• What needs to be done
Strip the pictures and reproduce the rest of the listing exactly.

---------- Input ----------

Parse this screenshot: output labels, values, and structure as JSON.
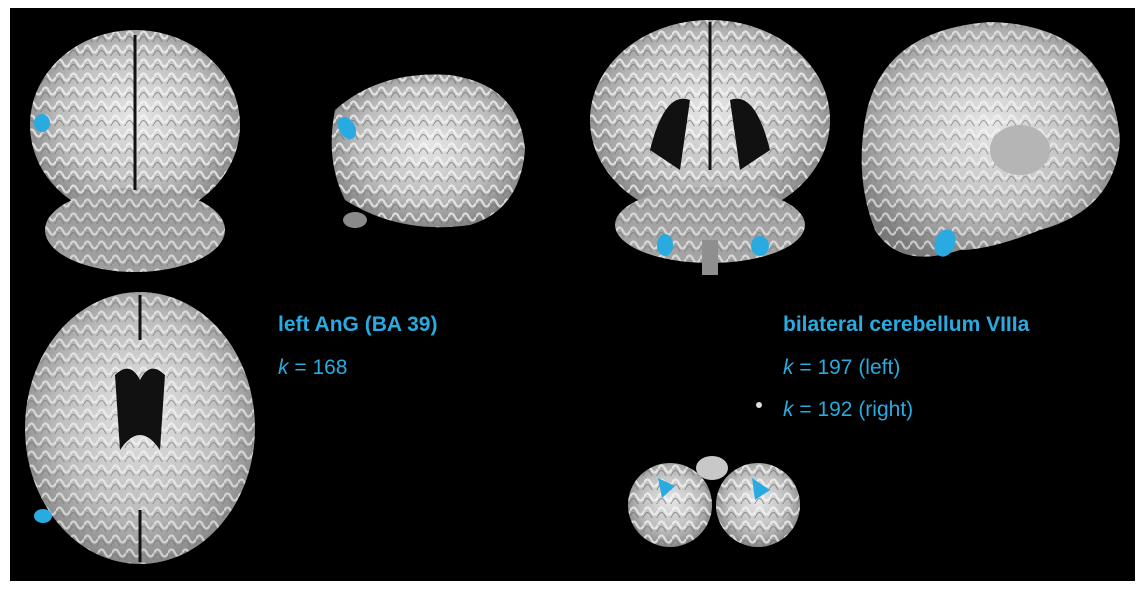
{
  "clusters": [
    {
      "label": "left AnG (BA 39)",
      "sizes": [
        {
          "symbol": "k",
          "text": "= 168"
        }
      ]
    },
    {
      "label": "bilateral cerebellum VIIIa",
      "sizes": [
        {
          "symbol": "k",
          "text": "= 197 (left)"
        },
        {
          "symbol": "k",
          "text": "= 192 (right)"
        }
      ]
    }
  ]
}
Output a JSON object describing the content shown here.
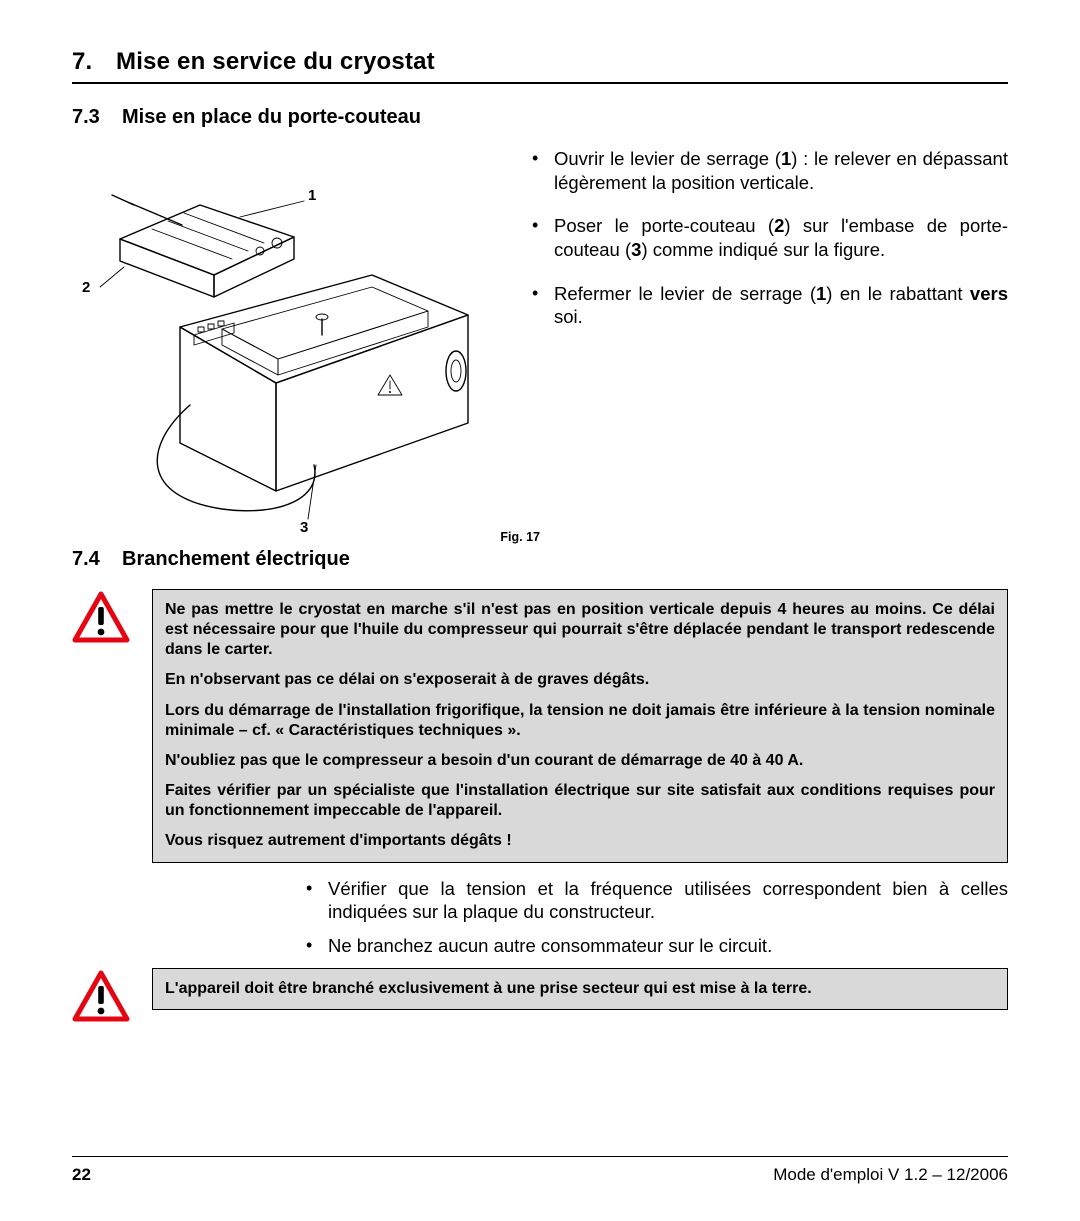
{
  "chapter": {
    "number": "7.",
    "title": "Mise en service du cryostat"
  },
  "section73": {
    "number": "7.3",
    "title": "Mise en place du porte-couteau",
    "figure": {
      "caption": "Fig. 17",
      "callouts": {
        "c1": "1",
        "c2": "2",
        "c3": "3"
      }
    },
    "bullets": [
      {
        "html": "Ouvrir le levier de serrage (<b>1</b>) : le relever en dépassant légèrement la position verticale."
      },
      {
        "html": "Poser le porte-couteau (<b>2</b>) sur l'embase de porte-couteau (<b>3</b>) comme indiqué sur la figure."
      },
      {
        "html": "Refermer le levier de serrage (<b>1</b>) en le rabattant <b>vers</b> soi."
      }
    ]
  },
  "section74": {
    "number": "7.4",
    "title": "Branchement électrique",
    "warning1": {
      "p1": "Ne pas mettre le cryostat en marche s'il n'est pas en position verticale depuis 4 heures au moins. Ce délai est nécessaire pour que l'huile du compresseur qui pourrait s'être déplacée pendant le transport redescende dans le carter.",
      "p2": "En n'observant pas ce délai on s'exposerait à de graves dégâts.",
      "p3": "Lors du démarrage de l'installation frigorifique, la tension ne doit jamais être inférieure à la tension nominale minimale – cf. « Caractéristiques techniques ».",
      "p4": "N'oubliez pas que le compresseur a besoin d'un courant de démarrage de 40 à 40 A.",
      "p5": "Faites vérifier par un spécialiste que l'installation électrique sur site satisfait aux conditions requises pour un fonctionnement impeccable de l'appareil.",
      "p6": "Vous risquez autrement d'importants dégâts !"
    },
    "bullets": [
      "Vérifier que la tension et la fréquence utilisées correspondent bien à celles indiquées sur la plaque du constructeur.",
      "Ne branchez aucun autre consommateur sur le circuit."
    ],
    "warning2": "L'appareil doit être branché exclusivement à une prise secteur qui est mise à la terre."
  },
  "footer": {
    "page": "22",
    "doc": "Mode d'emploi V 1.2 – 12/2006"
  },
  "style": {
    "warn_triangle": {
      "stroke": "#e30613",
      "fill_bg": "#ffffff",
      "bang": "#000000"
    },
    "warn_box_bg": "#d9d9d9"
  }
}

----------

• Complete output
Parse this screenshot: output labels, values, and structure as JSON.
{
  "clusters": [
    {
      "label": "left AnG (BA 39)",
      "sizes": [
        {
          "symbol": "k",
          "text": "= 168"
        }
      ]
    },
    {
      "label": "bilateral cerebellum VIIIa",
      "sizes": [
        {
          "symbol": "k",
          "text": "= 197 (left)"
        },
        {
          "symbol": "k",
          "text": "= 192 (right)"
        }
      ]
    }
  ]
}
Output a JSON object describing the content shown here.
{
  "chapter": {
    "number": "7.",
    "title": "Mise en service du cryostat"
  },
  "section73": {
    "number": "7.3",
    "title": "Mise en place du porte-couteau",
    "figure": {
      "caption": "Fig. 17",
      "callouts": {
        "c1": "1",
        "c2": "2",
        "c3": "3"
      }
    },
    "bullets": [
      {
        "html": "Ouvrir le levier de serrage (<b>1</b>) : le relever en dépassant légèrement la position verticale."
      },
      {
        "html": "Poser le porte-couteau (<b>2</b>) sur l'embase de porte-couteau (<b>3</b>) comme indiqué sur la figure."
      },
      {
        "html": "Refermer le levier de serrage (<b>1</b>) en le rabattant <b>vers</b> soi."
      }
    ]
  },
  "section74": {
    "number": "7.4",
    "title": "Branchement électrique",
    "warning1": {
      "p1": "Ne pas mettre le cryostat en marche s'il n'est pas en position verticale depuis 4 heures au moins. Ce délai est nécessaire pour que l'huile du compresseur qui pourrait s'être déplacée pendant le transport redescende dans le carter.",
      "p2": "En n'observant pas ce délai on s'exposerait à de graves dégâts.",
      "p3": "Lors du démarrage de l'installation frigorifique, la tension ne doit jamais être inférieure à la tension nominale minimale – cf. « Caractéristiques techniques ».",
      "p4": "N'oubliez pas que le compresseur a besoin d'un courant de démarrage de 40 à 40 A.",
      "p5": "Faites vérifier par un spécialiste que l'installation électrique sur site satisfait aux conditions requises pour un fonctionnement impeccable de l'appareil.",
      "p6": "Vous risquez autrement d'importants dégâts !"
    },
    "bullets": [
      "Vérifier que la tension et la fréquence utilisées correspondent bien à celles indiquées sur la plaque du constructeur.",
      "Ne branchez aucun autre consommateur sur le circuit."
    ],
    "warning2": "L'appareil doit être branché exclusivement à une prise secteur qui est mise à la terre."
  },
  "footer": {
    "page": "22",
    "doc": "Mode d'emploi V 1.2 – 12/2006"
  },
  "style": {
    "warn_triangle": {
      "stroke": "#e30613",
      "fill_bg": "#ffffff",
      "bang": "#000000"
    },
    "warn_box_bg": "#d9d9d9"
  }
}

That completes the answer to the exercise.